How many of the lines contain the string "title"? Give the number, with no other words.

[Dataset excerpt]
-- begin --
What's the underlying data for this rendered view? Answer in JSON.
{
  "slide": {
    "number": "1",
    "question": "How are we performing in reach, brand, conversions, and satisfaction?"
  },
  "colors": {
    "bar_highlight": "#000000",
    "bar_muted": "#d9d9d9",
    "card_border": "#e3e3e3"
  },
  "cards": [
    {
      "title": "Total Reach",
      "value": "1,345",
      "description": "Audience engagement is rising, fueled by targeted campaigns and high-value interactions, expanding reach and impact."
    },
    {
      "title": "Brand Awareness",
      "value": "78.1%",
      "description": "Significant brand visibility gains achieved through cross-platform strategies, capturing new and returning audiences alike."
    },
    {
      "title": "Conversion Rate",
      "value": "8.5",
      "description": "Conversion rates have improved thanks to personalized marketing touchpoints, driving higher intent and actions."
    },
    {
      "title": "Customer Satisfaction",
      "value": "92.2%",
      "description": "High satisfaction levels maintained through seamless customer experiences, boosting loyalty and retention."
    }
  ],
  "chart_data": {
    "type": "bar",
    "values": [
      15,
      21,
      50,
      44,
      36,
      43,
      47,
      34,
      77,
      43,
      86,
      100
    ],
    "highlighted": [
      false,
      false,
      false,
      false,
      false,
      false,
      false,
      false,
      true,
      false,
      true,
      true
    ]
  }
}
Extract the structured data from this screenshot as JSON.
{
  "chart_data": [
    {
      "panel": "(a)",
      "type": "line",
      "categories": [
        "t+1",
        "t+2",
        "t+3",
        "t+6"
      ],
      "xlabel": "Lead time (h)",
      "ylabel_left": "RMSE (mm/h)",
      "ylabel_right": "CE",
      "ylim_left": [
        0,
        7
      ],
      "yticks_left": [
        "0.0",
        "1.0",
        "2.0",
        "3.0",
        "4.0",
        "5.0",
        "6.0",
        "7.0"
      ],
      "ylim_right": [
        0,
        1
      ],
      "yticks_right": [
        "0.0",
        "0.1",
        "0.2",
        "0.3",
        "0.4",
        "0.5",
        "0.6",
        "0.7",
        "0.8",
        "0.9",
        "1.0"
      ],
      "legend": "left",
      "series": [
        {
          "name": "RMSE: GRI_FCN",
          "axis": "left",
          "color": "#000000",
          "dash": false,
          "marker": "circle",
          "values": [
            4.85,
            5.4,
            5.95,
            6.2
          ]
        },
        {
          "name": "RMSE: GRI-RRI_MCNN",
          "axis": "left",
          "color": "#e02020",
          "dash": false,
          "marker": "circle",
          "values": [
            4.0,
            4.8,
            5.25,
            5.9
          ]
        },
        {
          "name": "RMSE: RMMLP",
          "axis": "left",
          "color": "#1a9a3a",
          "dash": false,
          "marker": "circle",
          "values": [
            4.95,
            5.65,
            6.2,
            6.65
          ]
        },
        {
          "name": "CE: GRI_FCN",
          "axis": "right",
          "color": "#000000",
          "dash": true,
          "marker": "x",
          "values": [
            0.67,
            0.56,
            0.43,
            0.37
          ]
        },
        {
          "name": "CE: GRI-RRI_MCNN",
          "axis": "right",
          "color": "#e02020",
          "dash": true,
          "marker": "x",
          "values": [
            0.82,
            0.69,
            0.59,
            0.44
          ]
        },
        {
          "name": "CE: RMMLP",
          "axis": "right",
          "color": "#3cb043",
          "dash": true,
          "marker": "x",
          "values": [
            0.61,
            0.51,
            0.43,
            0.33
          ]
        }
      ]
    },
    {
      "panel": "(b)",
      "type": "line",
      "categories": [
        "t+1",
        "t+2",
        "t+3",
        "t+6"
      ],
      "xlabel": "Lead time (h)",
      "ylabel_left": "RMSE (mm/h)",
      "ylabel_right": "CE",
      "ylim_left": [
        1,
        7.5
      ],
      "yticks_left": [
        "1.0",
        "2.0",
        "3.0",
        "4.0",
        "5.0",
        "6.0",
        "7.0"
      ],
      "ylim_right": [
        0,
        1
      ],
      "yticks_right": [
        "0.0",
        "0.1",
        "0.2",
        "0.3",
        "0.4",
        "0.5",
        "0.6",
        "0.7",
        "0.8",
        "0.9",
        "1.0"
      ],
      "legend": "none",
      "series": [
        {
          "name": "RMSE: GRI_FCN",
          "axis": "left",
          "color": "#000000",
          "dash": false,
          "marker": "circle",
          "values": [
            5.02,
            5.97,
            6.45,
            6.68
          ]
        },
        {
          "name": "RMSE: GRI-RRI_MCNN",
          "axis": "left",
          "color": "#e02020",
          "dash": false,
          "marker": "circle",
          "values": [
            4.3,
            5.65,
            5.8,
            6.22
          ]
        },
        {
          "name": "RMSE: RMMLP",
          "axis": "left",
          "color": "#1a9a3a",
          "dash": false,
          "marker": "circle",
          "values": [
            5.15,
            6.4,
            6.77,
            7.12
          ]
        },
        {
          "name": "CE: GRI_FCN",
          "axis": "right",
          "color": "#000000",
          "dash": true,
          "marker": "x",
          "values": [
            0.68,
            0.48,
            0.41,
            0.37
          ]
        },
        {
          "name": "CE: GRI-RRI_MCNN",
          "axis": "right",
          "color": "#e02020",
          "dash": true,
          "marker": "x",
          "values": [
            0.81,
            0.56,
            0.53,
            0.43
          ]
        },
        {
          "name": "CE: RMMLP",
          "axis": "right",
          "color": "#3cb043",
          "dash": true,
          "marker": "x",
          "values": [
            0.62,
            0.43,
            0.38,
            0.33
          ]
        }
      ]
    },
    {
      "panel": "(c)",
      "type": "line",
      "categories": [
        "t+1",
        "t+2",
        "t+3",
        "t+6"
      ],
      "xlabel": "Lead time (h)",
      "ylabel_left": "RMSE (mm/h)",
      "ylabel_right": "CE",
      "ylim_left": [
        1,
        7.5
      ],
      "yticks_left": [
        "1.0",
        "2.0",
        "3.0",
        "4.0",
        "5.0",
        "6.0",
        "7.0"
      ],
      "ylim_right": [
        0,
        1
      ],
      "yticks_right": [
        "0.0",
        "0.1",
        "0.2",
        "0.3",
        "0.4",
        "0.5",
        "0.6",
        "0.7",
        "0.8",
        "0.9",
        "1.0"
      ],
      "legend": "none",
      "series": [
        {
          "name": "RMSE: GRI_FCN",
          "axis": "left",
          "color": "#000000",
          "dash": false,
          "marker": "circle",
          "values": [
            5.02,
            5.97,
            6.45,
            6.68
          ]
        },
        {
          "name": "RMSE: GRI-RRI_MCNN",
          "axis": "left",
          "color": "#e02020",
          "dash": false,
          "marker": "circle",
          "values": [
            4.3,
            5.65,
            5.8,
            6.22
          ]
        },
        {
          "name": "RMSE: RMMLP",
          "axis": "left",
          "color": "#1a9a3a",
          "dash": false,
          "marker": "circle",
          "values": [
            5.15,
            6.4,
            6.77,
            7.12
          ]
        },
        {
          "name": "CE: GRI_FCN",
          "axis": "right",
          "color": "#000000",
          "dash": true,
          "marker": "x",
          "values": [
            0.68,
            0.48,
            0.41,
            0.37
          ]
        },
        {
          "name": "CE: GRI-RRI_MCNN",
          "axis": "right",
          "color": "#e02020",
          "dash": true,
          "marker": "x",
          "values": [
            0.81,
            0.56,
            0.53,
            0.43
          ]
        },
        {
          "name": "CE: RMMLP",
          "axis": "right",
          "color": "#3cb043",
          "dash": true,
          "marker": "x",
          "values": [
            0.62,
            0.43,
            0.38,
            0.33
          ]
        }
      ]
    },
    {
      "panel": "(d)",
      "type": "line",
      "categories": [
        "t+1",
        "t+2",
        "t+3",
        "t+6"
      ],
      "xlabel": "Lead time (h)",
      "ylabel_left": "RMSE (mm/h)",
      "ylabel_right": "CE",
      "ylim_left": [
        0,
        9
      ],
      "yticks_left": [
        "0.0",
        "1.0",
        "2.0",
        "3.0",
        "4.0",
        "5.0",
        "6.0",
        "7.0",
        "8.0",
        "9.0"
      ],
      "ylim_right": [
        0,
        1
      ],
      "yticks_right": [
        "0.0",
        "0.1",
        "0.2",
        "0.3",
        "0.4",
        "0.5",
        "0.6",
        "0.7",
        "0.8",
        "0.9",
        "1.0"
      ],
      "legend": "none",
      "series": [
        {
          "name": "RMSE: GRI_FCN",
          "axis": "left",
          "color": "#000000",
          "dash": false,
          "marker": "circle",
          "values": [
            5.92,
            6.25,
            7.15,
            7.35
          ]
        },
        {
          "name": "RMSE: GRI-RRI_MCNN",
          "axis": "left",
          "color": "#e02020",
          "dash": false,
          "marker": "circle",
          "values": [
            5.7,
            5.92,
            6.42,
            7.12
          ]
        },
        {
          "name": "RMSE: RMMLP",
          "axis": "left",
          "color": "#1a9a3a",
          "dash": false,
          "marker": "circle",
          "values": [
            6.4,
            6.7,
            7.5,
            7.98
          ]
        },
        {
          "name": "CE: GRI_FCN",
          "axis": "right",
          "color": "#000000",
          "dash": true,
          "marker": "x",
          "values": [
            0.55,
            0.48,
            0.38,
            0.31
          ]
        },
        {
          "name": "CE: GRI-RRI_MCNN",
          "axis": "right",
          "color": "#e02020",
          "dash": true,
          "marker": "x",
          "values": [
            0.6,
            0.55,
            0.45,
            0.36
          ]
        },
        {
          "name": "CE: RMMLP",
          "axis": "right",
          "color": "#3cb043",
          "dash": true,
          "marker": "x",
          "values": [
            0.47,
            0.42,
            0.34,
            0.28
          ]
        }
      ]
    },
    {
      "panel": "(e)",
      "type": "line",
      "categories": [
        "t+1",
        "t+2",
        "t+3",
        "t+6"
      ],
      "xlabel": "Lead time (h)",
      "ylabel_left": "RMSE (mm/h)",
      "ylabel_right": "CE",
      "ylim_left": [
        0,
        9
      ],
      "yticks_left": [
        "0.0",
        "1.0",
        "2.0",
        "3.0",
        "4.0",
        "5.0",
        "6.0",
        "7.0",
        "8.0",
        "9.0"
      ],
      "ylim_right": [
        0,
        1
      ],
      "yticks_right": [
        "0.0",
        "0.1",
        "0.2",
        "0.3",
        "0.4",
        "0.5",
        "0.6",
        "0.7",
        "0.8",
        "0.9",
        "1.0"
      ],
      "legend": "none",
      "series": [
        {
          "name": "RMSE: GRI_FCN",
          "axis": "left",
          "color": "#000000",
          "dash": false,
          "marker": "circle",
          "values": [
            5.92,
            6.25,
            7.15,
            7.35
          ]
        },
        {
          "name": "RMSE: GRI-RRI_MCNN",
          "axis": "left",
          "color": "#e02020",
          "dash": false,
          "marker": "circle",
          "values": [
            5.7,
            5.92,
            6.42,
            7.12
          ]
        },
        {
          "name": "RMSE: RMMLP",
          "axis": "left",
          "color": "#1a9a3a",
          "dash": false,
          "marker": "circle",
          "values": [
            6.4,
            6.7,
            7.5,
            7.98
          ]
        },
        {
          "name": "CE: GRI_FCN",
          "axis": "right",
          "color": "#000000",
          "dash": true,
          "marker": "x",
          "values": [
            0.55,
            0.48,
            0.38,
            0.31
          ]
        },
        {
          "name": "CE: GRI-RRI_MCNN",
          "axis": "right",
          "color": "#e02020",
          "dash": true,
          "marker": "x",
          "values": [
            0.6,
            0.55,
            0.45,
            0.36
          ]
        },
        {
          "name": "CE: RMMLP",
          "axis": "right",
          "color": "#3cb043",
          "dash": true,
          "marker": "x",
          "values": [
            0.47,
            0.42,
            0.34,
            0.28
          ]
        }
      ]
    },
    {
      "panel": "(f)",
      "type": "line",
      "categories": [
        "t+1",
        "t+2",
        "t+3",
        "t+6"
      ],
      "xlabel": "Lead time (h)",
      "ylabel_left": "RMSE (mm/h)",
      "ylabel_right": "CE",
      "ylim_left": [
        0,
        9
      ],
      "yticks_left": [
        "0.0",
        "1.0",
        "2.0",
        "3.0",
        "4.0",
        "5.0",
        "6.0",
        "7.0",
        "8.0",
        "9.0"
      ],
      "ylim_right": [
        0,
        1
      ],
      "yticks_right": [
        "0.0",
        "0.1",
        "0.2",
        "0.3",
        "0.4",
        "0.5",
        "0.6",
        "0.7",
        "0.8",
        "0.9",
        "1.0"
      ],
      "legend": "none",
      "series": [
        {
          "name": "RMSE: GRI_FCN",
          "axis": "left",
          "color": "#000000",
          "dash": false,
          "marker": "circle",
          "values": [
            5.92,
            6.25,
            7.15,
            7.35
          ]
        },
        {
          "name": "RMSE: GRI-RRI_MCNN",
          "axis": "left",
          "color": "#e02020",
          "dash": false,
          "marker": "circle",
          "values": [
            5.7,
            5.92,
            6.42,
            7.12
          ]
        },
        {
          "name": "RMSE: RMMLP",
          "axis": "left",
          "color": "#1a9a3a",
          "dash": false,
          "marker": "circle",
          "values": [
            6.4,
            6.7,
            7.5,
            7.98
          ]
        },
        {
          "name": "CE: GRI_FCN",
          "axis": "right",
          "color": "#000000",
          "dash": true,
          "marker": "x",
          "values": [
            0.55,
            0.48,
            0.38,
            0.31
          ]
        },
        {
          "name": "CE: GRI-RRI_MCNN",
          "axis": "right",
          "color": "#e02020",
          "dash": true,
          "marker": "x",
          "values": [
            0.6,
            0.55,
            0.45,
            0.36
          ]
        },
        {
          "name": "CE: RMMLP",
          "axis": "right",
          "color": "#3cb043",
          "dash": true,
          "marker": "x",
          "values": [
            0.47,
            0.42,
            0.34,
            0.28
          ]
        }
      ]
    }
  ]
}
-- end --
#### [RESULT OF THE EXERCISE]
4